AIM >> Filter the entries below, keeping every line that has the word "after".
.....
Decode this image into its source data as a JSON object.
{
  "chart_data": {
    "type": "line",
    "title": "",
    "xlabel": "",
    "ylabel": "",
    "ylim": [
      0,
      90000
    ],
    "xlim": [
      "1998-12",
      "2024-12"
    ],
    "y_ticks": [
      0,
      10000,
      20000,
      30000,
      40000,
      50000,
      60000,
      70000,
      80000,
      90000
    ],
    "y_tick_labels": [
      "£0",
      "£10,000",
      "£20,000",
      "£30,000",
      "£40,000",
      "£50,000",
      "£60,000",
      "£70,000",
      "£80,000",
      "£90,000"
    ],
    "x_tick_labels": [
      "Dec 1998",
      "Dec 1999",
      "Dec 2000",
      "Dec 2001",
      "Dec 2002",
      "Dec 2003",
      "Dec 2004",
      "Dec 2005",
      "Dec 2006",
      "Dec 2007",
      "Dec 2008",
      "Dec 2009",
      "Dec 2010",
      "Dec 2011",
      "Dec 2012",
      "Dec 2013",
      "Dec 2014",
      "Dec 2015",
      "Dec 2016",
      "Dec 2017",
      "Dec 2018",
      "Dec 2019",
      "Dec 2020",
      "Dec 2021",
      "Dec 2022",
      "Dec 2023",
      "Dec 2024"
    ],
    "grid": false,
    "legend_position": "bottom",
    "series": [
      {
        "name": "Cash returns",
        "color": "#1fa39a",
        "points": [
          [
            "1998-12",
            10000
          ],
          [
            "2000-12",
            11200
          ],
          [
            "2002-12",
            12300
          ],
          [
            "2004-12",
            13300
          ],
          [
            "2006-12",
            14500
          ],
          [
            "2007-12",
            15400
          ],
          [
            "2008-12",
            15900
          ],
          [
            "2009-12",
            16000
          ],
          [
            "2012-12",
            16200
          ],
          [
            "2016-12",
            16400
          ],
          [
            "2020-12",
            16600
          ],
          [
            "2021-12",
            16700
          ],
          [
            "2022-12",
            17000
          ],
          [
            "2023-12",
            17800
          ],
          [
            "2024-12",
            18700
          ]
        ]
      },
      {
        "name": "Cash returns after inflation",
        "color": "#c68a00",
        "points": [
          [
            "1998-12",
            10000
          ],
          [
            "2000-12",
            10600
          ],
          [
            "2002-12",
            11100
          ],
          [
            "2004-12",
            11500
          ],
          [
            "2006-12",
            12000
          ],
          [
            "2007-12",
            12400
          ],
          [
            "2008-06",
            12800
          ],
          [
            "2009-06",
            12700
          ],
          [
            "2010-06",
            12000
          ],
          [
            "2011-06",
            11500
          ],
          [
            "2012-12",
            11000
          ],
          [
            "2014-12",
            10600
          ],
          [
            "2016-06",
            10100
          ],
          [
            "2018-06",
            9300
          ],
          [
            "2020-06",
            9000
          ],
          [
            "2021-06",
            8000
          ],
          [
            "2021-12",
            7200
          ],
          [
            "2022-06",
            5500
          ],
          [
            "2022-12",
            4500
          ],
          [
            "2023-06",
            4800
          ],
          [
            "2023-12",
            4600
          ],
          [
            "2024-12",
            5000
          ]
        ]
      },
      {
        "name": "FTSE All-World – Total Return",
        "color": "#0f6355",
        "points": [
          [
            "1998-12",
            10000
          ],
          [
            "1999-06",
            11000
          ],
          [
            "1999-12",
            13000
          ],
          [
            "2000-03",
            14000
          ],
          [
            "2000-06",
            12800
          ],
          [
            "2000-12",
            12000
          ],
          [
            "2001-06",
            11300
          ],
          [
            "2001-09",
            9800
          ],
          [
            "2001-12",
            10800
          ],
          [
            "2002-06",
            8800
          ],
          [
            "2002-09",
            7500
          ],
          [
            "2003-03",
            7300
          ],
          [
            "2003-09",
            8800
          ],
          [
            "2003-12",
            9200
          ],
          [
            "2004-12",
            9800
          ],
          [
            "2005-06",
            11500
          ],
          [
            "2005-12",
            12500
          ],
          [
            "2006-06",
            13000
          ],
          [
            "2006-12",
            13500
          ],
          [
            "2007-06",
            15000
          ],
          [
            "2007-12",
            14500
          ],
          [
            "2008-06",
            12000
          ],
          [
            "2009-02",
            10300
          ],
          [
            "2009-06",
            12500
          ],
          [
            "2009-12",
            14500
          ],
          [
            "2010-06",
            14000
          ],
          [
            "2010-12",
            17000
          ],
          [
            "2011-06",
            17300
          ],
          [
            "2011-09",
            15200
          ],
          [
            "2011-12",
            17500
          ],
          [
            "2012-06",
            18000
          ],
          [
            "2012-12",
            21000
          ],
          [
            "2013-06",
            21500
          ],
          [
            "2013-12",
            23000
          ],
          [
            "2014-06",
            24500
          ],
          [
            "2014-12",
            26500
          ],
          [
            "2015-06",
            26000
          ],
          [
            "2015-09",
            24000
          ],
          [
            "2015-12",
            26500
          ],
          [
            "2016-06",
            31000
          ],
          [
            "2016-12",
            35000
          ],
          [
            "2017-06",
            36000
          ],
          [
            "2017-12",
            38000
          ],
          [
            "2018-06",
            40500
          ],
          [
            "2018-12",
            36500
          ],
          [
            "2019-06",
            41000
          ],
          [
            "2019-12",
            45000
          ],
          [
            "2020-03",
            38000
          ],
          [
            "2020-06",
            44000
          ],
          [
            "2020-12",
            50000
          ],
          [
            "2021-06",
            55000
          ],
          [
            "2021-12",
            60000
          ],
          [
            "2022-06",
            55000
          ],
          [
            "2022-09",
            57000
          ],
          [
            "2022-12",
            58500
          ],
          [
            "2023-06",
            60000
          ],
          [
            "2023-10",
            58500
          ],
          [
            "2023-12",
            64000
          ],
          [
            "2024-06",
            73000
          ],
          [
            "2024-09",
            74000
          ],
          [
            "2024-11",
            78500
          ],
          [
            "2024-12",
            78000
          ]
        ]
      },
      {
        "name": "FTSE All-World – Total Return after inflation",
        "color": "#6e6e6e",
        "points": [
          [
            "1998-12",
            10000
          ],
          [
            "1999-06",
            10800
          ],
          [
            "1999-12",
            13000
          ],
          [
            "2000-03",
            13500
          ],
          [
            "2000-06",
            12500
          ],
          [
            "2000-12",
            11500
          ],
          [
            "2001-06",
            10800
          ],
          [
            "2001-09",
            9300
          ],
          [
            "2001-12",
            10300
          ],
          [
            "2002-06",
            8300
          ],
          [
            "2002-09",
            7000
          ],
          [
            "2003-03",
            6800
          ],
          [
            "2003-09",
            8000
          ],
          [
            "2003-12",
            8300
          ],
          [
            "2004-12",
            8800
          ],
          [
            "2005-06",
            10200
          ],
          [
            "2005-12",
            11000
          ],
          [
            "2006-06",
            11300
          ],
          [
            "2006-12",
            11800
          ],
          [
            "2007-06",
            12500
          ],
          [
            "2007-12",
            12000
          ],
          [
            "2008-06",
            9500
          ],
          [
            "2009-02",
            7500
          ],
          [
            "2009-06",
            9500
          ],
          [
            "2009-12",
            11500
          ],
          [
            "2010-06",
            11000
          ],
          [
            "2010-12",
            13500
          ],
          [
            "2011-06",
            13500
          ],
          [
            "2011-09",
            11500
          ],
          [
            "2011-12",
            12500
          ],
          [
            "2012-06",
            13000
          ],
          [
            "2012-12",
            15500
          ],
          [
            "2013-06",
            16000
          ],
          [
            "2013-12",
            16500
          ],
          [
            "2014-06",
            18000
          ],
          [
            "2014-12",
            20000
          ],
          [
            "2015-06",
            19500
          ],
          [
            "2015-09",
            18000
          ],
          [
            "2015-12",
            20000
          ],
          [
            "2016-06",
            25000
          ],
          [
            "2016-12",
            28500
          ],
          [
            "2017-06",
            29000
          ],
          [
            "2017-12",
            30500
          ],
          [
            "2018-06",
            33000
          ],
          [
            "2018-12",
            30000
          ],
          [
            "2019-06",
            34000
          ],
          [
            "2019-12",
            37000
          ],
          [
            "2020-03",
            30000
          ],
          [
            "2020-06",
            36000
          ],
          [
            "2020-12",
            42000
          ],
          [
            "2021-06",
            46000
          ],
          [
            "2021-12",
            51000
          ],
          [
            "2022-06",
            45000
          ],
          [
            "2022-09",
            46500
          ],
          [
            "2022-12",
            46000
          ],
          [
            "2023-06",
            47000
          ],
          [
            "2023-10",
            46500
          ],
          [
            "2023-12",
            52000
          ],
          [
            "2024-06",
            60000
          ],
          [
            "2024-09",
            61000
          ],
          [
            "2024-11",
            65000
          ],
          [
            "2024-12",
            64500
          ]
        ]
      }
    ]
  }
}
.....
ANSWER >>
        "name": "Cash returns after inflation",
        "name": "FTSE All-World – Total Return after inflation",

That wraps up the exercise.